YOUR GOAL »
Repeat the material verbatim. Images are excluded from the copy.

RECORDED INFORMATION »
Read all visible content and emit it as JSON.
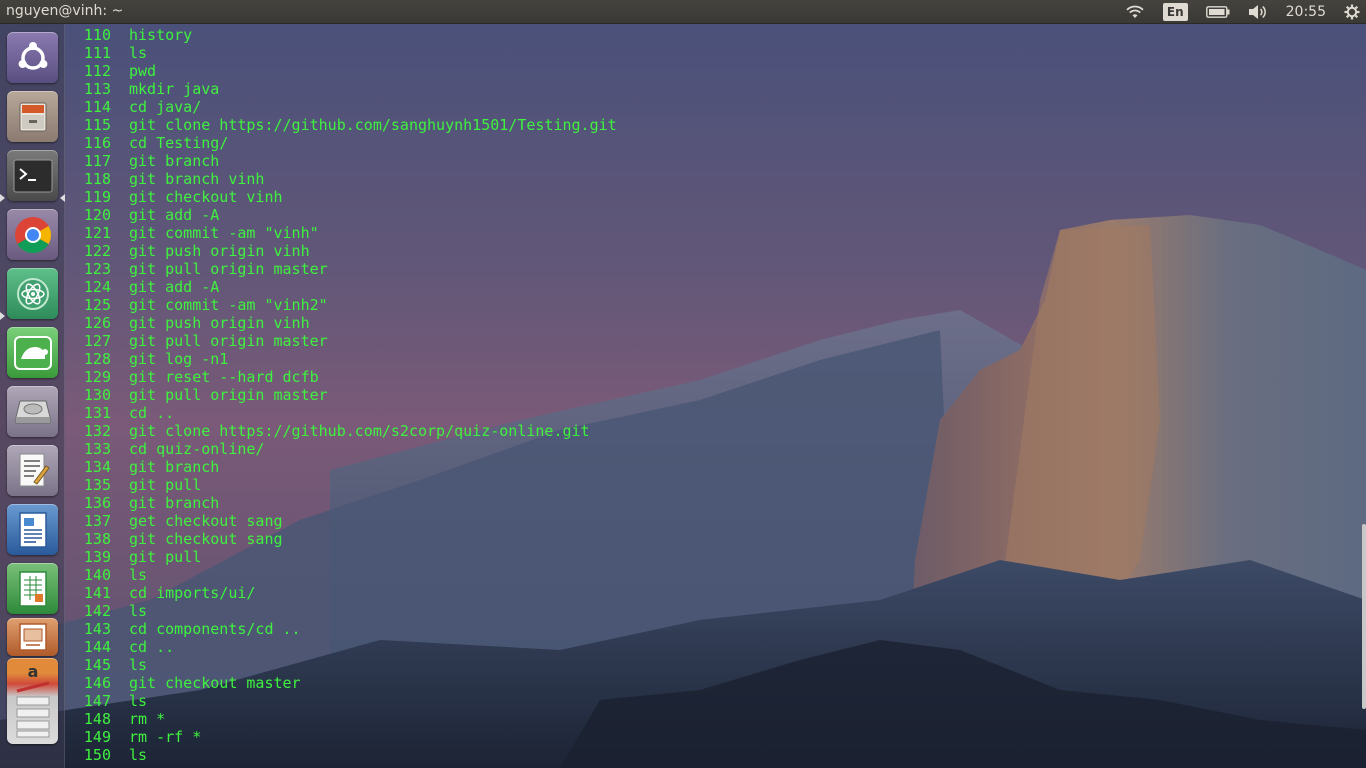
{
  "panel": {
    "window_title": "nguyen@vinh: ~",
    "indicators": {
      "wifi": "wifi-icon",
      "keyboard_layout": "En",
      "battery": "battery-icon",
      "volume": "volume-icon",
      "clock": "20:55",
      "session": "gear-icon"
    }
  },
  "launcher": {
    "items": [
      {
        "name": "dash-home",
        "icon": "ubuntu-logo-icon"
      },
      {
        "name": "files",
        "icon": "file-cabinet-icon"
      },
      {
        "name": "terminal",
        "icon": "terminal-icon",
        "running": true,
        "focused": true
      },
      {
        "name": "chrome",
        "icon": "chrome-icon"
      },
      {
        "name": "atom",
        "icon": "atom-icon",
        "running": true
      },
      {
        "name": "app-green",
        "icon": "turtle-icon"
      },
      {
        "name": "disk",
        "icon": "hard-drive-icon"
      },
      {
        "name": "text-editor",
        "icon": "text-editor-icon"
      },
      {
        "name": "writer",
        "icon": "document-icon"
      },
      {
        "name": "calc",
        "icon": "spreadsheet-icon"
      },
      {
        "name": "impress",
        "icon": "presentation-icon"
      },
      {
        "name": "stacked",
        "icon": "stacked-apps-icon"
      }
    ]
  },
  "terminal": {
    "history": [
      {
        "n": "110",
        "cmd": "history"
      },
      {
        "n": "111",
        "cmd": "ls"
      },
      {
        "n": "112",
        "cmd": "pwd"
      },
      {
        "n": "113",
        "cmd": "mkdir java"
      },
      {
        "n": "114",
        "cmd": "cd java/"
      },
      {
        "n": "115",
        "cmd": "git clone https://github.com/sanghuynh1501/Testing.git"
      },
      {
        "n": "116",
        "cmd": "cd Testing/"
      },
      {
        "n": "117",
        "cmd": "git branch"
      },
      {
        "n": "118",
        "cmd": "git branch vinh"
      },
      {
        "n": "119",
        "cmd": "git checkout vinh"
      },
      {
        "n": "120",
        "cmd": "git add -A"
      },
      {
        "n": "121",
        "cmd": "git commit -am \"vinh\""
      },
      {
        "n": "122",
        "cmd": "git push origin vinh"
      },
      {
        "n": "123",
        "cmd": "git pull origin master"
      },
      {
        "n": "124",
        "cmd": "git add -A"
      },
      {
        "n": "125",
        "cmd": "git commit -am \"vinh2\""
      },
      {
        "n": "126",
        "cmd": "git push origin vinh"
      },
      {
        "n": "127",
        "cmd": "git pull origin master"
      },
      {
        "n": "128",
        "cmd": "git log -n1"
      },
      {
        "n": "129",
        "cmd": "git reset --hard dcfb"
      },
      {
        "n": "130",
        "cmd": "git pull origin master"
      },
      {
        "n": "131",
        "cmd": "cd .."
      },
      {
        "n": "132",
        "cmd": "git clone https://github.com/s2corp/quiz-online.git"
      },
      {
        "n": "133",
        "cmd": "cd quiz-online/"
      },
      {
        "n": "134",
        "cmd": "git branch"
      },
      {
        "n": "135",
        "cmd": "git pull"
      },
      {
        "n": "136",
        "cmd": "git branch"
      },
      {
        "n": "137",
        "cmd": "get checkout sang"
      },
      {
        "n": "138",
        "cmd": "git checkout sang"
      },
      {
        "n": "139",
        "cmd": "git pull"
      },
      {
        "n": "140",
        "cmd": "ls"
      },
      {
        "n": "141",
        "cmd": "cd imports/ui/"
      },
      {
        "n": "142",
        "cmd": "ls"
      },
      {
        "n": "143",
        "cmd": "cd components/cd .."
      },
      {
        "n": "144",
        "cmd": "cd .."
      },
      {
        "n": "145",
        "cmd": "ls"
      },
      {
        "n": "146",
        "cmd": "git checkout master"
      },
      {
        "n": "147",
        "cmd": "ls"
      },
      {
        "n": "148",
        "cmd": "rm *"
      },
      {
        "n": "149",
        "cmd": "rm -rf *"
      },
      {
        "n": "150",
        "cmd": "ls"
      }
    ]
  },
  "colors": {
    "terminal_text": "#3ef23e",
    "panel_bg": "#3a3935"
  }
}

TASK RESPONSE »
Read all visible content and emit it as JSON.
{
  "panel": {
    "window_title": "nguyen@vinh: ~",
    "indicators": {
      "wifi": "wifi-icon",
      "keyboard_layout": "En",
      "battery": "battery-icon",
      "volume": "volume-icon",
      "clock": "20:55",
      "session": "gear-icon"
    }
  },
  "launcher": {
    "items": [
      {
        "name": "dash-home",
        "icon": "ubuntu-logo-icon"
      },
      {
        "name": "files",
        "icon": "file-cabinet-icon"
      },
      {
        "name": "terminal",
        "icon": "terminal-icon",
        "running": true,
        "focused": true
      },
      {
        "name": "chrome",
        "icon": "chrome-icon"
      },
      {
        "name": "atom",
        "icon": "atom-icon",
        "running": true
      },
      {
        "name": "app-green",
        "icon": "turtle-icon"
      },
      {
        "name": "disk",
        "icon": "hard-drive-icon"
      },
      {
        "name": "text-editor",
        "icon": "text-editor-icon"
      },
      {
        "name": "writer",
        "icon": "document-icon"
      },
      {
        "name": "calc",
        "icon": "spreadsheet-icon"
      },
      {
        "name": "impress",
        "icon": "presentation-icon"
      },
      {
        "name": "stacked",
        "icon": "stacked-apps-icon"
      }
    ]
  },
  "terminal": {
    "history": [
      {
        "n": "110",
        "cmd": "history"
      },
      {
        "n": "111",
        "cmd": "ls"
      },
      {
        "n": "112",
        "cmd": "pwd"
      },
      {
        "n": "113",
        "cmd": "mkdir java"
      },
      {
        "n": "114",
        "cmd": "cd java/"
      },
      {
        "n": "115",
        "cmd": "git clone https://github.com/sanghuynh1501/Testing.git"
      },
      {
        "n": "116",
        "cmd": "cd Testing/"
      },
      {
        "n": "117",
        "cmd": "git branch"
      },
      {
        "n": "118",
        "cmd": "git branch vinh"
      },
      {
        "n": "119",
        "cmd": "git checkout vinh"
      },
      {
        "n": "120",
        "cmd": "git add -A"
      },
      {
        "n": "121",
        "cmd": "git commit -am \"vinh\""
      },
      {
        "n": "122",
        "cmd": "git push origin vinh"
      },
      {
        "n": "123",
        "cmd": "git pull origin master"
      },
      {
        "n": "124",
        "cmd": "git add -A"
      },
      {
        "n": "125",
        "cmd": "git commit -am \"vinh2\""
      },
      {
        "n": "126",
        "cmd": "git push origin vinh"
      },
      {
        "n": "127",
        "cmd": "git pull origin master"
      },
      {
        "n": "128",
        "cmd": "git log -n1"
      },
      {
        "n": "129",
        "cmd": "git reset --hard dcfb"
      },
      {
        "n": "130",
        "cmd": "git pull origin master"
      },
      {
        "n": "131",
        "cmd": "cd .."
      },
      {
        "n": "132",
        "cmd": "git clone https://github.com/s2corp/quiz-online.git"
      },
      {
        "n": "133",
        "cmd": "cd quiz-online/"
      },
      {
        "n": "134",
        "cmd": "git branch"
      },
      {
        "n": "135",
        "cmd": "git pull"
      },
      {
        "n": "136",
        "cmd": "git branch"
      },
      {
        "n": "137",
        "cmd": "get checkout sang"
      },
      {
        "n": "138",
        "cmd": "git checkout sang"
      },
      {
        "n": "139",
        "cmd": "git pull"
      },
      {
        "n": "140",
        "cmd": "ls"
      },
      {
        "n": "141",
        "cmd": "cd imports/ui/"
      },
      {
        "n": "142",
        "cmd": "ls"
      },
      {
        "n": "143",
        "cmd": "cd components/cd .."
      },
      {
        "n": "144",
        "cmd": "cd .."
      },
      {
        "n": "145",
        "cmd": "ls"
      },
      {
        "n": "146",
        "cmd": "git checkout master"
      },
      {
        "n": "147",
        "cmd": "ls"
      },
      {
        "n": "148",
        "cmd": "rm *"
      },
      {
        "n": "149",
        "cmd": "rm -rf *"
      },
      {
        "n": "150",
        "cmd": "ls"
      }
    ]
  },
  "colors": {
    "terminal_text": "#3ef23e",
    "panel_bg": "#3a3935"
  }
}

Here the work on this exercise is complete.